→ Requirement
Report the number of lines where the string "славный" occurs, and write nothing else.
**** Entries shown
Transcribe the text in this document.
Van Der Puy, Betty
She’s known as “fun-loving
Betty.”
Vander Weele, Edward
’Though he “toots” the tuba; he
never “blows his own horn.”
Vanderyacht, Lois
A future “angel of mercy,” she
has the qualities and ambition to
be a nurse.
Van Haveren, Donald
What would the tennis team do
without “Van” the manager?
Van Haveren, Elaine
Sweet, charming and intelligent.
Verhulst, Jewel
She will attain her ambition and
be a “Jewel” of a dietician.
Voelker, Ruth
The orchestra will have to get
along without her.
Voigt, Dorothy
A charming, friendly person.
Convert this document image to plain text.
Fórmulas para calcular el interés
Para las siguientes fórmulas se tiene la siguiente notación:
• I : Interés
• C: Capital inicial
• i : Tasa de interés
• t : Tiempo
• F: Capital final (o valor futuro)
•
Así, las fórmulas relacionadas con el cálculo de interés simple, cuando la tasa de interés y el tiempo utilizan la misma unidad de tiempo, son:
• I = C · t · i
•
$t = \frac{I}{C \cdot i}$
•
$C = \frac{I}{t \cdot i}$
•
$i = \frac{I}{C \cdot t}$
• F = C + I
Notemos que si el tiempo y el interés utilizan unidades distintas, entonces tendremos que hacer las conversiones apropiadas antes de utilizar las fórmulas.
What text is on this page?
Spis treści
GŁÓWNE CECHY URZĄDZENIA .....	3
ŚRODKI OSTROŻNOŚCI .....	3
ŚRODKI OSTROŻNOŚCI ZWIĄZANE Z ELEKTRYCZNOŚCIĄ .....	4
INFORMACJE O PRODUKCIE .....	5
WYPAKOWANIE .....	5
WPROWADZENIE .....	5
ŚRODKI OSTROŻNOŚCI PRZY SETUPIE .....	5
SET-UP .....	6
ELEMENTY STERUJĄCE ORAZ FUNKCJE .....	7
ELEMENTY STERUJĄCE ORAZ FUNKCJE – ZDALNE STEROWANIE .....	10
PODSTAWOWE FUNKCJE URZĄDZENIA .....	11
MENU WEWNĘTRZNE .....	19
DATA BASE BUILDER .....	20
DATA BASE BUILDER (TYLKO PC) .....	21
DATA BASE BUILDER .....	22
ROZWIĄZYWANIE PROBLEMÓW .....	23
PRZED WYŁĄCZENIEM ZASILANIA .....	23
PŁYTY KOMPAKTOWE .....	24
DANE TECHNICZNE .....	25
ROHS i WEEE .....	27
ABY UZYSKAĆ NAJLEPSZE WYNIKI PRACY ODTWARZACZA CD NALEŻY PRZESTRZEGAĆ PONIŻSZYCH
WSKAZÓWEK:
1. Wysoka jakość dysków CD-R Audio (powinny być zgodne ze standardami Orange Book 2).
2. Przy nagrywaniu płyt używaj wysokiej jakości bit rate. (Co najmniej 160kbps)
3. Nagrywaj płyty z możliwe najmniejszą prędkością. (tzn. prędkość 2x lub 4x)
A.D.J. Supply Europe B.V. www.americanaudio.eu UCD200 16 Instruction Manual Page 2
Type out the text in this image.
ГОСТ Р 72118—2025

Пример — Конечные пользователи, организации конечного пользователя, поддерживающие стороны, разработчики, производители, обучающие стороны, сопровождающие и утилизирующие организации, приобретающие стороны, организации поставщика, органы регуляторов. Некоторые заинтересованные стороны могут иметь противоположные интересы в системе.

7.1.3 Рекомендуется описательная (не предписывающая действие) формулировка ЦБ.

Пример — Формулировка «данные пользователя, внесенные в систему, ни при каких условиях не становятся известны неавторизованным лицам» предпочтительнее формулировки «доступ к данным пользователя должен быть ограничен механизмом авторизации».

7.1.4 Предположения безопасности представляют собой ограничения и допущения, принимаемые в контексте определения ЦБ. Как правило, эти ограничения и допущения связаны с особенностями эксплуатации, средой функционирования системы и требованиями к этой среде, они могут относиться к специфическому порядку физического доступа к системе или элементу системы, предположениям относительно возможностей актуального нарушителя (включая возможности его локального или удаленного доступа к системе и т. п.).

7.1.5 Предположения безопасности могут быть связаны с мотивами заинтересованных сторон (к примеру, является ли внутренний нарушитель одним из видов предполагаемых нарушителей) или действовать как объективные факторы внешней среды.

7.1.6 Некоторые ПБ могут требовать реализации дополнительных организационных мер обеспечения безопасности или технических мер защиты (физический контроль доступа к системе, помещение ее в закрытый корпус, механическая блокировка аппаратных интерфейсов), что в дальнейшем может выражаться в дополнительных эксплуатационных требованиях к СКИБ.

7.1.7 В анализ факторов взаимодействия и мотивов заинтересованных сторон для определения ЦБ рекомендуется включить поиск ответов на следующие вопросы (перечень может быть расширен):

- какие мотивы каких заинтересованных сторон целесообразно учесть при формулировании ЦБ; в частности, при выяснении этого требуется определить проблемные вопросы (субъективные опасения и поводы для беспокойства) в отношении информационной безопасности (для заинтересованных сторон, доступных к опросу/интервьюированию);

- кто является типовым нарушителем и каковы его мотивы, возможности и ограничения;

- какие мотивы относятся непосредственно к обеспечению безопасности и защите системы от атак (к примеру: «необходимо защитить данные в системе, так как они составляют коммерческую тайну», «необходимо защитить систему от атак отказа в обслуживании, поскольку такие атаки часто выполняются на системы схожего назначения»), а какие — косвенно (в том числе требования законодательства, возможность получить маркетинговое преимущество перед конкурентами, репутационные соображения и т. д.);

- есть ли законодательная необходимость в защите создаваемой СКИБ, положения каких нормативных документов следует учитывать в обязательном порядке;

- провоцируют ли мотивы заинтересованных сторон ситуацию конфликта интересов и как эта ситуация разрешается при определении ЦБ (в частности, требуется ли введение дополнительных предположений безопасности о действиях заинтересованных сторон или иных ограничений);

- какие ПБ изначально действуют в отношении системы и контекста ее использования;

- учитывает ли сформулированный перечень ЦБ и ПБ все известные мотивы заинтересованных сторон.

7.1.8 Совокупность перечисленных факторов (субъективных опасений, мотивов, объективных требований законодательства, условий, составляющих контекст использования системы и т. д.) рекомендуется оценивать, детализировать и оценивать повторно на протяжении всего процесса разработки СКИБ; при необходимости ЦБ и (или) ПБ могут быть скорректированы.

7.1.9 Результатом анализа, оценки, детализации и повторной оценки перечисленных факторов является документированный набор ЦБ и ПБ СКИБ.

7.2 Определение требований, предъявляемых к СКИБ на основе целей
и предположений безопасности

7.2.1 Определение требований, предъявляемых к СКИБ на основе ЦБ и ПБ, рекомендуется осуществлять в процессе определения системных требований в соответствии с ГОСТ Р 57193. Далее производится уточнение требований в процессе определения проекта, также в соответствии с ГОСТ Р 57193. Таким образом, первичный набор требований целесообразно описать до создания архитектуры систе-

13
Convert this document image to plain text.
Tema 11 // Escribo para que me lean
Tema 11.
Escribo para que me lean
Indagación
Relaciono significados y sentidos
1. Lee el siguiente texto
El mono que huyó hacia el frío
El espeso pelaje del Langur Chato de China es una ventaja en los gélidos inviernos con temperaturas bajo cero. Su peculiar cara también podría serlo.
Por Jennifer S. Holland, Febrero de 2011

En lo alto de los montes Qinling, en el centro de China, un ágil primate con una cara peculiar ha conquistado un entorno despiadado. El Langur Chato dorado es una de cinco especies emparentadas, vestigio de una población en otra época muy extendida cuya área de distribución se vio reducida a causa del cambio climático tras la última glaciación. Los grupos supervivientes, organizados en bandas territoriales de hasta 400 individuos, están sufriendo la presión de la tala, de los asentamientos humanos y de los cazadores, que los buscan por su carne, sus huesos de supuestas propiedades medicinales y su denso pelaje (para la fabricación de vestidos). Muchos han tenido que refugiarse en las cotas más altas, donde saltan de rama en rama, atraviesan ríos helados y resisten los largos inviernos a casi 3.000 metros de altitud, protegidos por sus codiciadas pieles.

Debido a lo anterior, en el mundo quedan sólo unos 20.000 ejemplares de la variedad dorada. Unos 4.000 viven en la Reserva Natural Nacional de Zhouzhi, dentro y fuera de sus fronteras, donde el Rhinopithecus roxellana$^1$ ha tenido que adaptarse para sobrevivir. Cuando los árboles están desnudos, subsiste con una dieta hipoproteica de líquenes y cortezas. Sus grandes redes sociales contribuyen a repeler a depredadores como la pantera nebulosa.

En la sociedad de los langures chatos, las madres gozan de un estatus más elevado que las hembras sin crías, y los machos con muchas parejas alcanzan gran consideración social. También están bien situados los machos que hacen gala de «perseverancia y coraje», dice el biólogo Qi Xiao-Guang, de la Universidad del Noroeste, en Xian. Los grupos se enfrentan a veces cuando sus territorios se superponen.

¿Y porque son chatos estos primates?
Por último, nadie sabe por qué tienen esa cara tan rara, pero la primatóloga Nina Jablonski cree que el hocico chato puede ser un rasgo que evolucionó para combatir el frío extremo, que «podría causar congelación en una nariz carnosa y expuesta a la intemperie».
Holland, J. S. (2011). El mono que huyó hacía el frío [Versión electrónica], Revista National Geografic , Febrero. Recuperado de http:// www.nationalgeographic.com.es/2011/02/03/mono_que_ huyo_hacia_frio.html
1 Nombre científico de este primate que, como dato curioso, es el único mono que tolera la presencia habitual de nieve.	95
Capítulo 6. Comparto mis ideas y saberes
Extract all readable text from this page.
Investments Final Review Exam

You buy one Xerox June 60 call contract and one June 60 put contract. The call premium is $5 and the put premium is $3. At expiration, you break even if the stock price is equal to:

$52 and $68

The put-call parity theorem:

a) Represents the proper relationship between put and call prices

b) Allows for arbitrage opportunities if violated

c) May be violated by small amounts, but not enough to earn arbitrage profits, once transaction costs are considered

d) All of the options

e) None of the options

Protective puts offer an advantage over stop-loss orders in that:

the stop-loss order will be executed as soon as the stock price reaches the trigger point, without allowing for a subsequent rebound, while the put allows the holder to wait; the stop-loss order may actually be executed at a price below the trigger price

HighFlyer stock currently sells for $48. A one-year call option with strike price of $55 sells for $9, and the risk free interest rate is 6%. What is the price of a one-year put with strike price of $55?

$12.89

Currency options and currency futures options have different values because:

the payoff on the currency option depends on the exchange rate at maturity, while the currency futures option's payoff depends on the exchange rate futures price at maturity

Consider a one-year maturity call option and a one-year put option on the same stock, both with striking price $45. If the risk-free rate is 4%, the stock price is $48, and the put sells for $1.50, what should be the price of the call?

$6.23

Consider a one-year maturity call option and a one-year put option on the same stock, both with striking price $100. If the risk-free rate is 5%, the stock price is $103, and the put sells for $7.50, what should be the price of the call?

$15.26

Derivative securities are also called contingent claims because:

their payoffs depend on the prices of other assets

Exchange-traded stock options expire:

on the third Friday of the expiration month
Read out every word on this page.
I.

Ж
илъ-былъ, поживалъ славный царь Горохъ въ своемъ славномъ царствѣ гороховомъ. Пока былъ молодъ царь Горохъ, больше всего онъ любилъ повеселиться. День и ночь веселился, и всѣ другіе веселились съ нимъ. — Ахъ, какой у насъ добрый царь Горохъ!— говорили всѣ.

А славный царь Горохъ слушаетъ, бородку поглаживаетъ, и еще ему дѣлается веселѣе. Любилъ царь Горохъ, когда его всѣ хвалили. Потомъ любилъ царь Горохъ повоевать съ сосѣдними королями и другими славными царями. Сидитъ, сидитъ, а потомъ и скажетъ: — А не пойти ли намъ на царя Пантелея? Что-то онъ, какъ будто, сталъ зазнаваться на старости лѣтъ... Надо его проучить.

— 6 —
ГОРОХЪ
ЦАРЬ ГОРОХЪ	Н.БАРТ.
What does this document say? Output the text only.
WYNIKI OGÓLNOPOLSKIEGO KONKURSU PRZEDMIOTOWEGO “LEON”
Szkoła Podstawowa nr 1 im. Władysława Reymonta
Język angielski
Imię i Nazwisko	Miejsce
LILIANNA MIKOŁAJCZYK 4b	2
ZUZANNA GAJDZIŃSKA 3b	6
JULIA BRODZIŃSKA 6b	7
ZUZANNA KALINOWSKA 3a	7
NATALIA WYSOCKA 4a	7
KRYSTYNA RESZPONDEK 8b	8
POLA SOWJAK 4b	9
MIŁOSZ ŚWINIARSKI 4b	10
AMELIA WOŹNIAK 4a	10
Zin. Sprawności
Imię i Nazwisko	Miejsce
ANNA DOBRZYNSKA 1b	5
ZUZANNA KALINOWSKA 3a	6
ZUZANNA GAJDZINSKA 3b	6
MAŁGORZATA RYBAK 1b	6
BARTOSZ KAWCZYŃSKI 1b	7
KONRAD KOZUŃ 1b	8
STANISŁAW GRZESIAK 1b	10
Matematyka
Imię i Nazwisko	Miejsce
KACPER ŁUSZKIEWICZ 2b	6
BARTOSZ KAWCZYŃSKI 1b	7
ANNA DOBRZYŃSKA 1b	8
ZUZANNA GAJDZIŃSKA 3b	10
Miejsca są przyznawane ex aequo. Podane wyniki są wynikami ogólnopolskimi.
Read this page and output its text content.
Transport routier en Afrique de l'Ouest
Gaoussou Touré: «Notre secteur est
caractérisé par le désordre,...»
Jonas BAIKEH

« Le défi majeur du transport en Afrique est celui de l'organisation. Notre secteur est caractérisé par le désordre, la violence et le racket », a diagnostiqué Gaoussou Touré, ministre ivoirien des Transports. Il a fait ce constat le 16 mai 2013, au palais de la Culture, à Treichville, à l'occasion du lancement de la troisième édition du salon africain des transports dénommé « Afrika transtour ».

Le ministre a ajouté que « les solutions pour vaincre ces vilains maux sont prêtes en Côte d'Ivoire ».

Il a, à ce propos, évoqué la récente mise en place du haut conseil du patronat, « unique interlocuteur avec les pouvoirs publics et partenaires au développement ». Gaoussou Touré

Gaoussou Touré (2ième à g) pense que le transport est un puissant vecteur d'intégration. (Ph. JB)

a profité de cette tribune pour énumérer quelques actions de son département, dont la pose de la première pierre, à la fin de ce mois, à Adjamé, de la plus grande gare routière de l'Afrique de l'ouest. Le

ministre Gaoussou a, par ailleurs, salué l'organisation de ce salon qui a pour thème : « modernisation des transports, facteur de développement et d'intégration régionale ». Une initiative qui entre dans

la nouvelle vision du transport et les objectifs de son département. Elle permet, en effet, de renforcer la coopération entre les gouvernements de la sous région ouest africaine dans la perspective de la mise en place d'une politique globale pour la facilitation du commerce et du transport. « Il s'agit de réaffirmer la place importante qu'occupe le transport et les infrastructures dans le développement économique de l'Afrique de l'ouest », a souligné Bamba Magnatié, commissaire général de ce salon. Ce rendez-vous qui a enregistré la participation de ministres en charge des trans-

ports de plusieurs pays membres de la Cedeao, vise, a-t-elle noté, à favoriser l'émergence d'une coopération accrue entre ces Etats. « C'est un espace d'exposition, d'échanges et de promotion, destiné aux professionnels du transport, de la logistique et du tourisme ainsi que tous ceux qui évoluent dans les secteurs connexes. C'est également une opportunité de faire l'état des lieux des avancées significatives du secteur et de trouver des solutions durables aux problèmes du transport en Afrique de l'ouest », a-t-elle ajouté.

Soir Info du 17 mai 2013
********
→ Solution to this exercise
2